Stored entries:
|---|

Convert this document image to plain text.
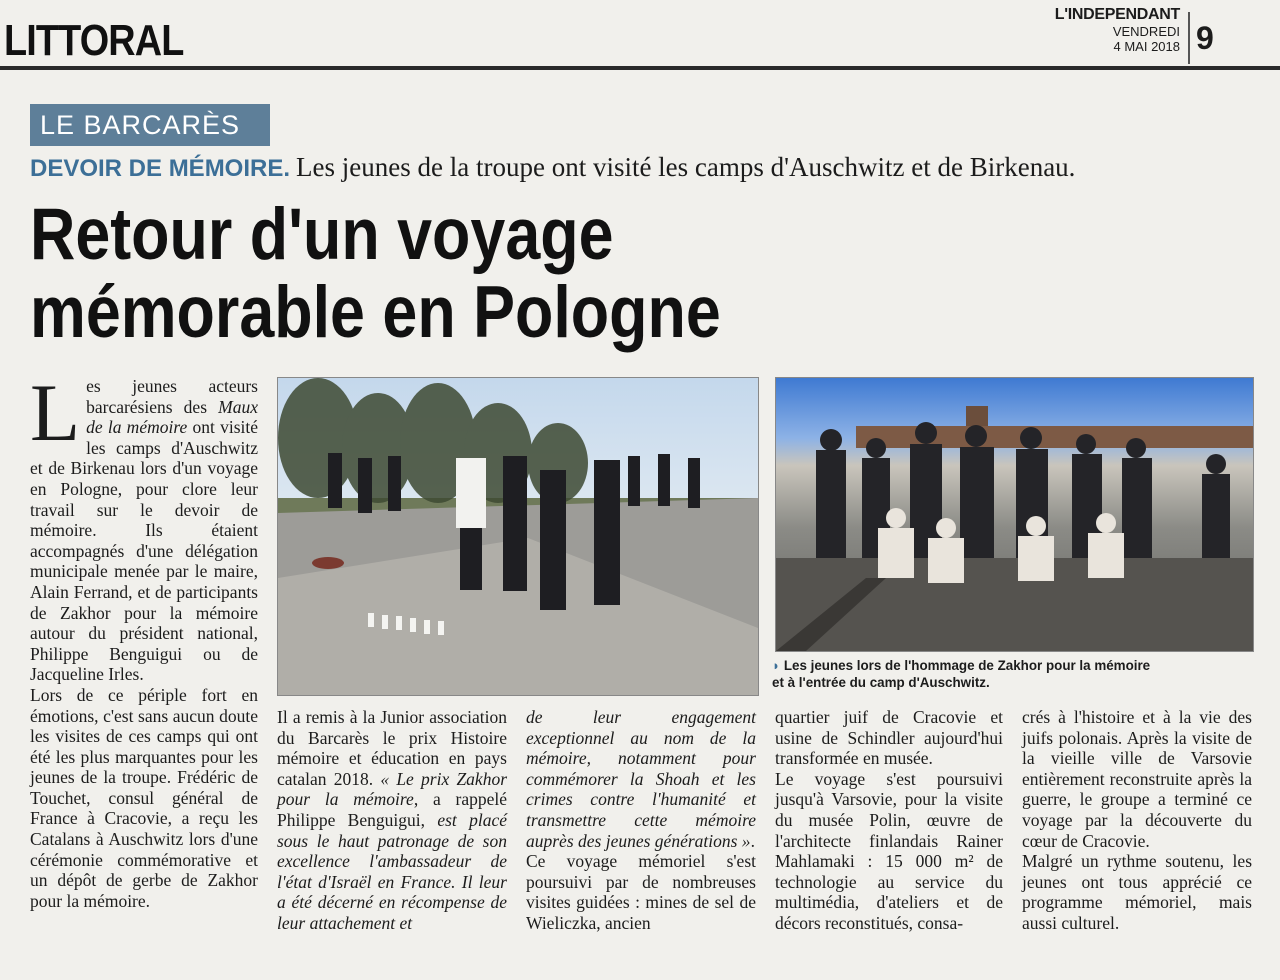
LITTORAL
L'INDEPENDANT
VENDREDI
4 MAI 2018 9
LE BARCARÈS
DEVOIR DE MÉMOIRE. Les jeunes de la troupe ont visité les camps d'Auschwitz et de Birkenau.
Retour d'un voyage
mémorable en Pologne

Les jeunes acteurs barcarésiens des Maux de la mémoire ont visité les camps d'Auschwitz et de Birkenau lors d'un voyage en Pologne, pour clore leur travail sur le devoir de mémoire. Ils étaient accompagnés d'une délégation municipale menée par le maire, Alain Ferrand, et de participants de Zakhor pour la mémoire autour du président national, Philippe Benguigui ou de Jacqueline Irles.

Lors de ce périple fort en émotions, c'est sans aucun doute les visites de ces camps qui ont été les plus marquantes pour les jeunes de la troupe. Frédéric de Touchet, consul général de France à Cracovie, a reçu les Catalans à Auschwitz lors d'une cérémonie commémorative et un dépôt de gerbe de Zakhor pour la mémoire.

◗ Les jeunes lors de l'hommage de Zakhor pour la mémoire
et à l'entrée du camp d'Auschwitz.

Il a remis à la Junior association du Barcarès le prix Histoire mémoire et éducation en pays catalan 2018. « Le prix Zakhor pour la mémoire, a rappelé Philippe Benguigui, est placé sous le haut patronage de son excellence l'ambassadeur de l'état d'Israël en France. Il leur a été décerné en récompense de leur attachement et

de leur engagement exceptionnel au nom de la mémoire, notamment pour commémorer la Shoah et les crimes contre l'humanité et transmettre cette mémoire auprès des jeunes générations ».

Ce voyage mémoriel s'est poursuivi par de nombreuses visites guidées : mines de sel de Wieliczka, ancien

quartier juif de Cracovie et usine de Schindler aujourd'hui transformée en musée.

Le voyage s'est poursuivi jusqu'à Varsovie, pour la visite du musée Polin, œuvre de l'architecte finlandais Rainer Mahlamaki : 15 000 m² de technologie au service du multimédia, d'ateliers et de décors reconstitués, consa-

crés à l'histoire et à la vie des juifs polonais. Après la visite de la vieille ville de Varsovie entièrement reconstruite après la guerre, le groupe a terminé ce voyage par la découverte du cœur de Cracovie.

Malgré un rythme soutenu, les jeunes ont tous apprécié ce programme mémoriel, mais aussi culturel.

|---|

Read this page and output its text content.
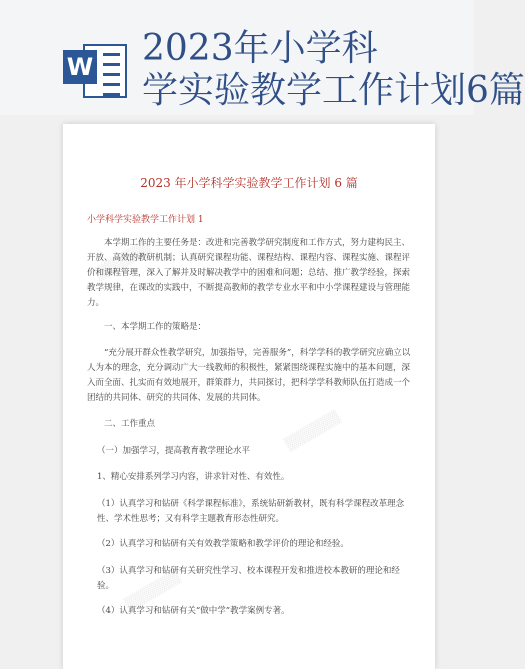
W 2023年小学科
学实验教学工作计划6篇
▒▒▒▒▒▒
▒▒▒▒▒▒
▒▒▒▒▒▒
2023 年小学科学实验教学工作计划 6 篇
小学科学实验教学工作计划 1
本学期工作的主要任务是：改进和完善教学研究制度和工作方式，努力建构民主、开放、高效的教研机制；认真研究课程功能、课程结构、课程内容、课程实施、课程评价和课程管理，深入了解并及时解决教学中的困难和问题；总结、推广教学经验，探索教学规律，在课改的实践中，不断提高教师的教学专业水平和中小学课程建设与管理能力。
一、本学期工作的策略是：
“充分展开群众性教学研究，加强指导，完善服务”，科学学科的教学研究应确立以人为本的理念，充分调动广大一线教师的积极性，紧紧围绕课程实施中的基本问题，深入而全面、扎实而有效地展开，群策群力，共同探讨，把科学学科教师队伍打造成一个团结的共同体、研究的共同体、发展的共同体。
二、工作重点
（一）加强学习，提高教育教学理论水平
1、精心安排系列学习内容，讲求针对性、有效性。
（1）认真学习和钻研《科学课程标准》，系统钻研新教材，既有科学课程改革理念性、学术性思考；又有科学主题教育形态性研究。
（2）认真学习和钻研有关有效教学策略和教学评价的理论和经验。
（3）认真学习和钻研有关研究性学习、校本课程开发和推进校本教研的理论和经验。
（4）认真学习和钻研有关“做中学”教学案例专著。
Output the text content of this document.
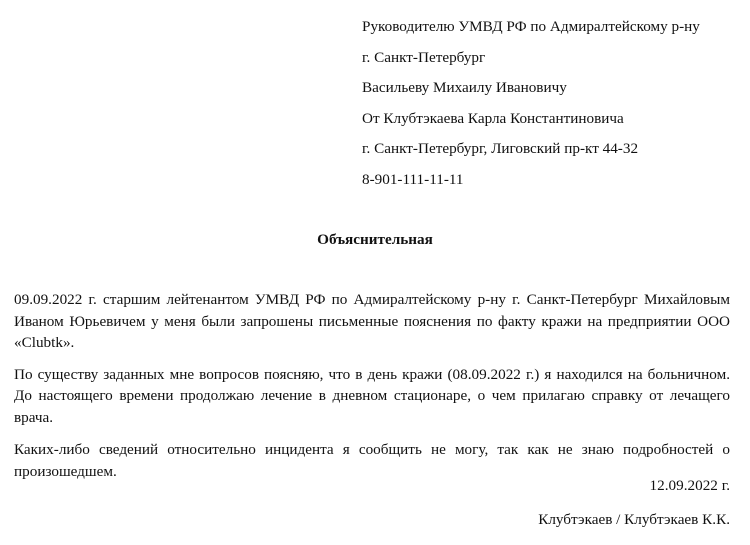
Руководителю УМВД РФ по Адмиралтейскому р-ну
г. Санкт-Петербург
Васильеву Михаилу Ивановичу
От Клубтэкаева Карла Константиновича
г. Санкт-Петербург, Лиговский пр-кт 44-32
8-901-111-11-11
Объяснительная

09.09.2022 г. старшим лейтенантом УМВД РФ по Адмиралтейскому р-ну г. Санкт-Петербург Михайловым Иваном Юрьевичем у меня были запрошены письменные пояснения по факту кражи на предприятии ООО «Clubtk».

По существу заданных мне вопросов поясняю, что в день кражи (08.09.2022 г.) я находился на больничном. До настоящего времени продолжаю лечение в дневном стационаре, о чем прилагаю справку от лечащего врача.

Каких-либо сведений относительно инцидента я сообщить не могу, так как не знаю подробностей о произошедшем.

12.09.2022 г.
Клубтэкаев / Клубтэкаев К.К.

|---|

◆ **What you have to do**
From the listing above, pick out each line where the word "Philippe" appears.

◆ **Response**
Les jeunes acteurs barcarésiens des Maux de la mémoire ont visité les camps d'Auschwitz et de Birkenau lors d'un voyage en Pologne, pour clore leur travail sur le devoir de mémoire. Ils étaient accompagnés d'une délégation municipale menée par le maire, Alain Ferrand, et de participants de Zakhor pour la mémoire autour du président national, Philippe Benguigui ou de Jacqueline Irles.
Il a remis à la Junior association du Barcarès le prix Histoire mémoire et éducation en pays catalan 2018. « Le prix Zakhor pour la mémoire, a rappelé Philippe Benguigui, est placé sous le haut patronage de son excellence l'ambassadeur de l'état d'Israël en France. Il leur a été décerné en récompense de leur attachement et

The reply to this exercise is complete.